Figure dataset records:
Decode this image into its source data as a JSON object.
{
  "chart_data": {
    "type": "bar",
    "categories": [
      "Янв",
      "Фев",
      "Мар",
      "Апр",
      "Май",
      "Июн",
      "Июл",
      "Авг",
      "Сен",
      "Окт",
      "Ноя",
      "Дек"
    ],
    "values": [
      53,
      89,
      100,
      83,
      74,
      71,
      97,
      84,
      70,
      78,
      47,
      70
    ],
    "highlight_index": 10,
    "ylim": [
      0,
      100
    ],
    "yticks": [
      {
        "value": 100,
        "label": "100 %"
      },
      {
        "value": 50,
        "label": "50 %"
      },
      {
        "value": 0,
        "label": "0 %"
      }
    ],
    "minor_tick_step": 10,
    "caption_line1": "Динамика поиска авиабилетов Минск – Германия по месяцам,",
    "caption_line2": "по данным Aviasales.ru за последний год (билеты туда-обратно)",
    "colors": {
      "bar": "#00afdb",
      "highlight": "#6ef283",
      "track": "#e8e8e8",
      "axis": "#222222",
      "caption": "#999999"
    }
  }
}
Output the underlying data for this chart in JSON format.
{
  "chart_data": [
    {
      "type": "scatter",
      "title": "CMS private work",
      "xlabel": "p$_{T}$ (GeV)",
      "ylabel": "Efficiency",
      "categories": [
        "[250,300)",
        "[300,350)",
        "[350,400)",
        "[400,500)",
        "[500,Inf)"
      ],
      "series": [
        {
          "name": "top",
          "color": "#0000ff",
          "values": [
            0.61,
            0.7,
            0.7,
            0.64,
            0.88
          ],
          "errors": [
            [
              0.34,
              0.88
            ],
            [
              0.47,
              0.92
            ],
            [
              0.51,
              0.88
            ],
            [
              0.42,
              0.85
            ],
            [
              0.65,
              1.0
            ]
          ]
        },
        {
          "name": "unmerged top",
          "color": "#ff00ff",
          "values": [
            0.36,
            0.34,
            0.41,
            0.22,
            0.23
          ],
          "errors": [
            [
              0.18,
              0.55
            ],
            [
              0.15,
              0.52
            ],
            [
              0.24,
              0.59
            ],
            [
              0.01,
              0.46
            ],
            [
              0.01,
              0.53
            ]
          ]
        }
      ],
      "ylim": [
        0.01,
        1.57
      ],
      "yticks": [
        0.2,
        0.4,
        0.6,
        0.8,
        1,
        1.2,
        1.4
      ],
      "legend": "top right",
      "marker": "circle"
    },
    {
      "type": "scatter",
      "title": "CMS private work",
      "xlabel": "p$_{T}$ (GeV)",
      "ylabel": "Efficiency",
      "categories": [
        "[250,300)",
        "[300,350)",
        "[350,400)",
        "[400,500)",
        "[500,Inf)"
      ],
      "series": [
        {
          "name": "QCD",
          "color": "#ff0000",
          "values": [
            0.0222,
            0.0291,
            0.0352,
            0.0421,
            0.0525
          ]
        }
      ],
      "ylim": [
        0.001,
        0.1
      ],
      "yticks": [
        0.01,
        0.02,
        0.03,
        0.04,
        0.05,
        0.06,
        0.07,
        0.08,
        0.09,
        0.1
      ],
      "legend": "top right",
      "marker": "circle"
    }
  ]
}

▶ _OBJECTIVE_: Output the records exactly, including every line.

▶ _ANSWER TO THIS TASK_:
Decode this image into its source data as a JSON object.
{
  "chart_data": {
    "type": "bar",
    "categories": [
      "Янв",
      "Фев",
      "Мар",
      "Апр",
      "Май",
      "Июн",
      "Июл",
      "Авг",
      "Сен",
      "Окт",
      "Ноя",
      "Дек"
    ],
    "values": [
      53,
      89,
      100,
      83,
      74,
      71,
      97,
      84,
      70,
      78,
      47,
      70
    ],
    "highlight_index": 10,
    "ylim": [
      0,
      100
    ],
    "yticks": [
      {
        "value": 100,
        "label": "100 %"
      },
      {
        "value": 50,
        "label": "50 %"
      },
      {
        "value": 0,
        "label": "0 %"
      }
    ],
    "minor_tick_step": 10,
    "caption_line1": "Динамика поиска авиабилетов Минск – Германия по месяцам,",
    "caption_line2": "по данным Aviasales.ru за последний год (билеты туда-обратно)",
    "colors": {
      "bar": "#00afdb",
      "highlight": "#6ef283",
      "track": "#e8e8e8",
      "axis": "#222222",
      "caption": "#999999"
    }
  }
}
Output the underlying data for this chart in JSON format.
{
  "chart_data": [
    {
      "type": "scatter",
      "title": "CMS private work",
      "xlabel": "p$_{T}$ (GeV)",
      "ylabel": "Efficiency",
      "categories": [
        "[250,300)",
        "[300,350)",
        "[350,400)",
        "[400,500)",
        "[500,Inf)"
      ],
      "series": [
        {
          "name": "top",
          "color": "#0000ff",
          "values": [
            0.61,
            0.7,
            0.7,
            0.64,
            0.88
          ],
          "errors": [
            [
              0.34,
              0.88
            ],
            [
              0.47,
              0.92
            ],
            [
              0.51,
              0.88
            ],
            [
              0.42,
              0.85
            ],
            [
              0.65,
              1.0
            ]
          ]
        },
        {
          "name": "unmerged top",
          "color": "#ff00ff",
          "values": [
            0.36,
            0.34,
            0.41,
            0.22,
            0.23
          ],
          "errors": [
            [
              0.18,
              0.55
            ],
            [
              0.15,
              0.52
            ],
            [
              0.24,
              0.59
            ],
            [
              0.01,
              0.46
            ],
            [
              0.01,
              0.53
            ]
          ]
        }
      ],
      "ylim": [
        0.01,
        1.57
      ],
      "yticks": [
        0.2,
        0.4,
        0.6,
        0.8,
        1,
        1.2,
        1.4
      ],
      "legend": "top right",
      "marker": "circle"
    },
    {
      "type": "scatter",
      "title": "CMS private work",
      "xlabel": "p$_{T}$ (GeV)",
      "ylabel": "Efficiency",
      "categories": [
        "[250,300)",
        "[300,350)",
        "[350,400)",
        "[400,500)",
        "[500,Inf)"
      ],
      "series": [
        {
          "name": "QCD",
          "color": "#ff0000",
          "values": [
            0.0222,
            0.0291,
            0.0352,
            0.0421,
            0.0525
          ]
        }
      ],
      "ylim": [
        0.001,
        0.1
      ],
      "yticks": [
        0.01,
        0.02,
        0.03,
        0.04,
        0.05,
        0.06,
        0.07,
        0.08,
        0.09,
        0.1
      ],
      "legend": "top right",
      "marker": "circle"
    }
  ]
}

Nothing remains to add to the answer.